_ACTIVITY:_
Retype every line of the records exactly.

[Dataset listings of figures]
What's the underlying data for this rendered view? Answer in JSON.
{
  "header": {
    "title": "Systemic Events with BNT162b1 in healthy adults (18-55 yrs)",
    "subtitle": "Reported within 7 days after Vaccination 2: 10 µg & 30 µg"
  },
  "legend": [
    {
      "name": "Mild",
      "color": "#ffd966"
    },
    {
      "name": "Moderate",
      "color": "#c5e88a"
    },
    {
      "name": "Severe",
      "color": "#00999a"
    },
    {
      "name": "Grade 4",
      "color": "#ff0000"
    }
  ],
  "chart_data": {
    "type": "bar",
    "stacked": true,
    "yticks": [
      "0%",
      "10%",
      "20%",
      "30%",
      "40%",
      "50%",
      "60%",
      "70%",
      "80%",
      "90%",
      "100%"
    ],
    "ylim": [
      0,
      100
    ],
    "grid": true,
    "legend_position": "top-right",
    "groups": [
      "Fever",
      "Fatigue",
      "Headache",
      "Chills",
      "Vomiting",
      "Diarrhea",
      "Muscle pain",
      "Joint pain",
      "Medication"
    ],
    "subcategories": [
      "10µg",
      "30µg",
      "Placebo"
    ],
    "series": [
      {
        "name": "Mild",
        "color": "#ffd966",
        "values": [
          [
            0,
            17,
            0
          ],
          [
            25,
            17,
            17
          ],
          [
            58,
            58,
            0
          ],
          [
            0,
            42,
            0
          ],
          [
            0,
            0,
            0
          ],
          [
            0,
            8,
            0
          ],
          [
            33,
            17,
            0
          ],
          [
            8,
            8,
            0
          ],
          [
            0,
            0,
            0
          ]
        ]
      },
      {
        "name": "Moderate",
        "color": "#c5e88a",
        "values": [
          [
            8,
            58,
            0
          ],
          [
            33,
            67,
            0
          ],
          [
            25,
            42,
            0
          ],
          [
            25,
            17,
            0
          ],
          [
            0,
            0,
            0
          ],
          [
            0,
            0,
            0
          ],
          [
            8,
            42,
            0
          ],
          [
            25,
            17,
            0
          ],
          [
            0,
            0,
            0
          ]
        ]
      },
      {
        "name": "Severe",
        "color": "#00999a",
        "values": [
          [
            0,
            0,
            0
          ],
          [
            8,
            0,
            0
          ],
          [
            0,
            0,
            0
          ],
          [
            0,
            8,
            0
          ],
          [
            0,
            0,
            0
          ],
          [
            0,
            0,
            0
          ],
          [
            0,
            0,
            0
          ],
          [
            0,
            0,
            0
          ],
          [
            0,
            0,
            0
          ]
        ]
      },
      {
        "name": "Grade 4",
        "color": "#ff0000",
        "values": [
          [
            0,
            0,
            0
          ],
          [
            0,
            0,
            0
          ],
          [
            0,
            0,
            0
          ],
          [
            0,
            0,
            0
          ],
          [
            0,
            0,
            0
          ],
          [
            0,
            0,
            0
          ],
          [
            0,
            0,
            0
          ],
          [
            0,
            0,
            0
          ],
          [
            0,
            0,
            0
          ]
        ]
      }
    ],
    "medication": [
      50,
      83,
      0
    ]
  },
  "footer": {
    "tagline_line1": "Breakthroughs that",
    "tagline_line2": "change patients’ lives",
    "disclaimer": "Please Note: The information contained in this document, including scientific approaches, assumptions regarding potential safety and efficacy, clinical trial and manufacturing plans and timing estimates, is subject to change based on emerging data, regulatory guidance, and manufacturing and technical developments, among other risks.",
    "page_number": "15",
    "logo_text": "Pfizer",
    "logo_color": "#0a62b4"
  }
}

_TASK RESPONSE:_
What's the underlying data for this rendered view? Answer in JSON.
{
  "header": {
    "title": "Systemic Events with BNT162b1 in healthy adults (18-55 yrs)",
    "subtitle": "Reported within 7 days after Vaccination 2: 10 µg & 30 µg"
  },
  "legend": [
    {
      "name": "Mild",
      "color": "#ffd966"
    },
    {
      "name": "Moderate",
      "color": "#c5e88a"
    },
    {
      "name": "Severe",
      "color": "#00999a"
    },
    {
      "name": "Grade 4",
      "color": "#ff0000"
    }
  ],
  "chart_data": {
    "type": "bar",
    "stacked": true,
    "yticks": [
      "0%",
      "10%",
      "20%",
      "30%",
      "40%",
      "50%",
      "60%",
      "70%",
      "80%",
      "90%",
      "100%"
    ],
    "ylim": [
      0,
      100
    ],
    "grid": true,
    "legend_position": "top-right",
    "groups": [
      "Fever",
      "Fatigue",
      "Headache",
      "Chills",
      "Vomiting",
      "Diarrhea",
      "Muscle pain",
      "Joint pain",
      "Medication"
    ],
    "subcategories": [
      "10µg",
      "30µg",
      "Placebo"
    ],
    "series": [
      {
        "name": "Mild",
        "color": "#ffd966",
        "values": [
          [
            0,
            17,
            0
          ],
          [
            25,
            17,
            17
          ],
          [
            58,
            58,
            0
          ],
          [
            0,
            42,
            0
          ],
          [
            0,
            0,
            0
          ],
          [
            0,
            8,
            0
          ],
          [
            33,
            17,
            0
          ],
          [
            8,
            8,
            0
          ],
          [
            0,
            0,
            0
          ]
        ]
      },
      {
        "name": "Moderate",
        "color": "#c5e88a",
        "values": [
          [
            8,
            58,
            0
          ],
          [
            33,
            67,
            0
          ],
          [
            25,
            42,
            0
          ],
          [
            25,
            17,
            0
          ],
          [
            0,
            0,
            0
          ],
          [
            0,
            0,
            0
          ],
          [
            8,
            42,
            0
          ],
          [
            25,
            17,
            0
          ],
          [
            0,
            0,
            0
          ]
        ]
      },
      {
        "name": "Severe",
        "color": "#00999a",
        "values": [
          [
            0,
            0,
            0
          ],
          [
            8,
            0,
            0
          ],
          [
            0,
            0,
            0
          ],
          [
            0,
            8,
            0
          ],
          [
            0,
            0,
            0
          ],
          [
            0,
            0,
            0
          ],
          [
            0,
            0,
            0
          ],
          [
            0,
            0,
            0
          ],
          [
            0,
            0,
            0
          ]
        ]
      },
      {
        "name": "Grade 4",
        "color": "#ff0000",
        "values": [
          [
            0,
            0,
            0
          ],
          [
            0,
            0,
            0
          ],
          [
            0,
            0,
            0
          ],
          [
            0,
            0,
            0
          ],
          [
            0,
            0,
            0
          ],
          [
            0,
            0,
            0
          ],
          [
            0,
            0,
            0
          ],
          [
            0,
            0,
            0
          ],
          [
            0,
            0,
            0
          ]
        ]
      }
    ],
    "medication": [
      50,
      83,
      0
    ]
  },
  "footer": {
    "tagline_line1": "Breakthroughs that",
    "tagline_line2": "change patients’ lives",
    "disclaimer": "Please Note: The information contained in this document, including scientific approaches, assumptions regarding potential safety and efficacy, clinical trial and manufacturing plans and timing estimates, is subject to change based on emerging data, regulatory guidance, and manufacturing and technical developments, among other risks.",
    "page_number": "15",
    "logo_text": "Pfizer",
    "logo_color": "#0a62b4"
  }
}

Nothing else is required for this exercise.